▶ _THE EXERCISE_
Can you print every one of these lines again, with no changes?

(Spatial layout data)
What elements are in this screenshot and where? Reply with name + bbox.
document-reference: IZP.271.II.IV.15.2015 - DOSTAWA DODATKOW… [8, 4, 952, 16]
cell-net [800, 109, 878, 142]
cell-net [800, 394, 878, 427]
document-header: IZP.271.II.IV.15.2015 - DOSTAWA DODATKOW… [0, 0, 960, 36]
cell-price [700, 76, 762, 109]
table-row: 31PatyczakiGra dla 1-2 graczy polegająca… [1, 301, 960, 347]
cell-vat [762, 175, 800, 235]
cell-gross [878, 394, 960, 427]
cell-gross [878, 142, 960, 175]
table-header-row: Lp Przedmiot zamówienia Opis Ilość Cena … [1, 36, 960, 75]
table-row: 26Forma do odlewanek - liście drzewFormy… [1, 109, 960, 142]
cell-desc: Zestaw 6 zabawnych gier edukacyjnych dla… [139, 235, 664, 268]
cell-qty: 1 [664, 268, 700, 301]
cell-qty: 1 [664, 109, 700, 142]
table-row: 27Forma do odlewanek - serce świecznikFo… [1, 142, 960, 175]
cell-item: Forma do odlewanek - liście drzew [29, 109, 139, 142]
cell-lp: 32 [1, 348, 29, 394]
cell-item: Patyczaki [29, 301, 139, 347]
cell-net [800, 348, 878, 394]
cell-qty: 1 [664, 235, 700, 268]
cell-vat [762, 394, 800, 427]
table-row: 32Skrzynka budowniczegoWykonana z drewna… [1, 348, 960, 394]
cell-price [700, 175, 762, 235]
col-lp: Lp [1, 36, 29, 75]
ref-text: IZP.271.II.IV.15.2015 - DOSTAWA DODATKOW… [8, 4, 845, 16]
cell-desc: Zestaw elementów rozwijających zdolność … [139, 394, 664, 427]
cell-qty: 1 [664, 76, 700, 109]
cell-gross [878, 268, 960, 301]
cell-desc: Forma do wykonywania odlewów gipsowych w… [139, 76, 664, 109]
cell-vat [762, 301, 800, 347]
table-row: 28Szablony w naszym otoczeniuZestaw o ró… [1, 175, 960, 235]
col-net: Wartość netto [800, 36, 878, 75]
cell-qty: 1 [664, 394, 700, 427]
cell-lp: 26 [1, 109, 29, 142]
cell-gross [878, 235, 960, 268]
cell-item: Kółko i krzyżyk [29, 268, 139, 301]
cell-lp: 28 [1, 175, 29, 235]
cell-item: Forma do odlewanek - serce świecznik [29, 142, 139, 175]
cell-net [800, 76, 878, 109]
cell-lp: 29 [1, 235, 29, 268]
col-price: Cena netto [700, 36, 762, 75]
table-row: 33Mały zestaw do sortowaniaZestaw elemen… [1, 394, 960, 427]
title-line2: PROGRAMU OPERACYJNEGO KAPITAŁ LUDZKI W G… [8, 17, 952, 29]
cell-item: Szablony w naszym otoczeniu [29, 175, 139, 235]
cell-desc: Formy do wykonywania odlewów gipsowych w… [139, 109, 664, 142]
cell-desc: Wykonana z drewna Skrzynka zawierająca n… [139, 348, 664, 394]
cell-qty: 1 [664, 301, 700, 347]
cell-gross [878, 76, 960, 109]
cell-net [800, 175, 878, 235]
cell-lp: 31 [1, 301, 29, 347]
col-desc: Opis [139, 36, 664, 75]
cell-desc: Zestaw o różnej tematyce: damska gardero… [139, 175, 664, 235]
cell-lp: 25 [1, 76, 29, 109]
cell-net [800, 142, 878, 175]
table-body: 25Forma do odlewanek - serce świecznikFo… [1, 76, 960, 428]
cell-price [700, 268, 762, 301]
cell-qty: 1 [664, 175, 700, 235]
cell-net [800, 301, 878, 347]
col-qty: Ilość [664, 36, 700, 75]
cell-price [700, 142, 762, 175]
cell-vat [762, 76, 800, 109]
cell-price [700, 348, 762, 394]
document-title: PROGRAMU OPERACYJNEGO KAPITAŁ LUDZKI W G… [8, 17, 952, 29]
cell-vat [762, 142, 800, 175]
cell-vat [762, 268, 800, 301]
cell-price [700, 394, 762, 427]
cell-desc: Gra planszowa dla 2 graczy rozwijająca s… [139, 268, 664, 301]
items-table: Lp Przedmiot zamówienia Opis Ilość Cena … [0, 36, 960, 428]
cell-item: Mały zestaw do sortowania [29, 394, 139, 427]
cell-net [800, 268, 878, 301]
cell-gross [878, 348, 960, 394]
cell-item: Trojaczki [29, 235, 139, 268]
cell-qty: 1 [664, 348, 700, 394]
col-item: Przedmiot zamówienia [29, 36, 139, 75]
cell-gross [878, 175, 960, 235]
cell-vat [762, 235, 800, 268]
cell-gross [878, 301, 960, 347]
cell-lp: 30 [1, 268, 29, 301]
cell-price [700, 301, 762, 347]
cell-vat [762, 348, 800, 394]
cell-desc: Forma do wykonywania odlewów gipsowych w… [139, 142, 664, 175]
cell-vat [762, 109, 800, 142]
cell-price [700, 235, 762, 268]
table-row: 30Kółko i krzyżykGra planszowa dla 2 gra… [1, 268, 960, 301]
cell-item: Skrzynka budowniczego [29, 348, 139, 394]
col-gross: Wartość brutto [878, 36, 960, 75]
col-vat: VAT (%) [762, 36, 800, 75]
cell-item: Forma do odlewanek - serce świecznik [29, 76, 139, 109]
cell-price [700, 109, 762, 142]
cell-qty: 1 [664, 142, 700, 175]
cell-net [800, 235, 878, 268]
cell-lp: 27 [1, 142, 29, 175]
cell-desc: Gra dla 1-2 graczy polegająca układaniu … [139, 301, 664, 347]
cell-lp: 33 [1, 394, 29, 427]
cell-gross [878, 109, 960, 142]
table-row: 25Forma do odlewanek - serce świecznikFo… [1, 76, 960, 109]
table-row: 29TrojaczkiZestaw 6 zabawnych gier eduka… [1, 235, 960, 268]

▶ _FINAL RESULT_
What elements are in this screenshot and where? Reply with name + bbox.
document-reference: IZP.271.II.IV.15.2015 - DOSTAWA DODATKOW… [8, 4, 952, 16]
cell-net [800, 109, 878, 142]
cell-net [800, 394, 878, 427]
document-header: IZP.271.II.IV.15.2015 - DOSTAWA DODATKOW… [0, 0, 960, 36]
cell-price [700, 76, 762, 109]
table-row: 31PatyczakiGra dla 1-2 graczy polegająca… [1, 301, 960, 347]
cell-vat [762, 175, 800, 235]
cell-gross [878, 394, 960, 427]
cell-gross [878, 142, 960, 175]
table-header-row: Lp Przedmiot zamówienia Opis Ilość Cena … [1, 36, 960, 75]
table-row: 26Forma do odlewanek - liście drzewFormy… [1, 109, 960, 142]
cell-desc: Zestaw 6 zabawnych gier edukacyjnych dla… [139, 235, 664, 268]
cell-qty: 1 [664, 268, 700, 301]
cell-qty: 1 [664, 109, 700, 142]
table-row: 27Forma do odlewanek - serce świecznikFo… [1, 142, 960, 175]
cell-item: Forma do odlewanek - liście drzew [29, 109, 139, 142]
cell-lp: 32 [1, 348, 29, 394]
cell-item: Patyczaki [29, 301, 139, 347]
cell-net [800, 348, 878, 394]
cell-qty: 1 [664, 235, 700, 268]
cell-vat [762, 394, 800, 427]
table-row: 32Skrzynka budowniczegoWykonana z drewna… [1, 348, 960, 394]
cell-price [700, 175, 762, 235]
col-lp: Lp [1, 36, 29, 75]
ref-text: IZP.271.II.IV.15.2015 - DOSTAWA DODATKOW… [8, 4, 845, 16]
cell-desc: Zestaw elementów rozwijających zdolność … [139, 394, 664, 427]
cell-qty: 1 [664, 76, 700, 109]
cell-gross [878, 268, 960, 301]
cell-desc: Forma do wykonywania odlewów gipsowych w… [139, 76, 664, 109]
cell-vat [762, 301, 800, 347]
table-row: 28Szablony w naszym otoczeniuZestaw o ró… [1, 175, 960, 235]
col-net: Wartość netto [800, 36, 878, 75]
cell-qty: 1 [664, 394, 700, 427]
cell-lp: 26 [1, 109, 29, 142]
cell-gross [878, 235, 960, 268]
cell-item: Kółko i krzyżyk [29, 268, 139, 301]
cell-lp: 28 [1, 175, 29, 235]
cell-item: Forma do odlewanek - serce świecznik [29, 142, 139, 175]
cell-net [800, 76, 878, 109]
cell-lp: 29 [1, 235, 29, 268]
col-price: Cena netto [700, 36, 762, 75]
table-row: 33Mały zestaw do sortowaniaZestaw elemen… [1, 394, 960, 427]
title-line2: PROGRAMU OPERACYJNEGO KAPITAŁ LUDZKI W G… [8, 17, 952, 29]
cell-item: Szablony w naszym otoczeniu [29, 175, 139, 235]
cell-desc: Formy do wykonywania odlewów gipsowych w… [139, 109, 664, 142]
cell-desc: Wykonana z drewna Skrzynka zawierająca n… [139, 348, 664, 394]
cell-qty: 1 [664, 301, 700, 347]
cell-gross [878, 76, 960, 109]
cell-net [800, 175, 878, 235]
cell-lp: 31 [1, 301, 29, 347]
col-desc: Opis [139, 36, 664, 75]
cell-desc: Zestaw o różnej tematyce: damska gardero… [139, 175, 664, 235]
cell-lp: 25 [1, 76, 29, 109]
cell-net [800, 142, 878, 175]
table-body: 25Forma do odlewanek - serce świecznikFo… [1, 76, 960, 428]
cell-price [700, 268, 762, 301]
cell-qty: 1 [664, 175, 700, 235]
cell-net [800, 301, 878, 347]
col-qty: Ilość [664, 36, 700, 75]
cell-price [700, 142, 762, 175]
cell-vat [762, 76, 800, 109]
cell-price [700, 348, 762, 394]
document-title: PROGRAMU OPERACYJNEGO KAPITAŁ LUDZKI W G… [8, 17, 952, 29]
cell-vat [762, 142, 800, 175]
cell-vat [762, 268, 800, 301]
cell-price [700, 394, 762, 427]
cell-desc: Gra planszowa dla 2 graczy rozwijająca s… [139, 268, 664, 301]
items-table: Lp Przedmiot zamówienia Opis Ilość Cena … [0, 36, 960, 428]
cell-item: Mały zestaw do sortowania [29, 394, 139, 427]
cell-net [800, 268, 878, 301]
cell-gross [878, 348, 960, 394]
cell-item: Trojaczki [29, 235, 139, 268]
cell-qty: 1 [664, 348, 700, 394]
col-item: Przedmiot zamówienia [29, 36, 139, 75]
cell-gross [878, 175, 960, 235]
cell-vat [762, 235, 800, 268]
cell-gross [878, 301, 960, 347]
cell-lp: 30 [1, 268, 29, 301]
cell-price [700, 301, 762, 347]
cell-vat [762, 348, 800, 394]
cell-desc: Forma do wykonywania odlewów gipsowych w… [139, 142, 664, 175]
cell-vat [762, 109, 800, 142]
cell-price [700, 235, 762, 268]
table-row: 30Kółko i krzyżykGra planszowa dla 2 gra… [1, 268, 960, 301]
cell-item: Skrzynka budowniczego [29, 348, 139, 394]
col-gross: Wartość brutto [878, 36, 960, 75]
col-vat: VAT (%) [762, 36, 800, 75]
cell-item: Forma do odlewanek - serce świecznik [29, 76, 139, 109]
cell-price [700, 109, 762, 142]
cell-qty: 1 [664, 142, 700, 175]
cell-net [800, 235, 878, 268]
cell-lp: 27 [1, 142, 29, 175]
cell-desc: Gra dla 1-2 graczy polegająca układaniu … [139, 301, 664, 347]
cell-lp: 33 [1, 394, 29, 427]
cell-gross [878, 109, 960, 142]
table-row: 25Forma do odlewanek - serce świecznikFo… [1, 76, 960, 109]
table-row: 29TrojaczkiZestaw 6 zabawnych gier eduka… [1, 235, 960, 268]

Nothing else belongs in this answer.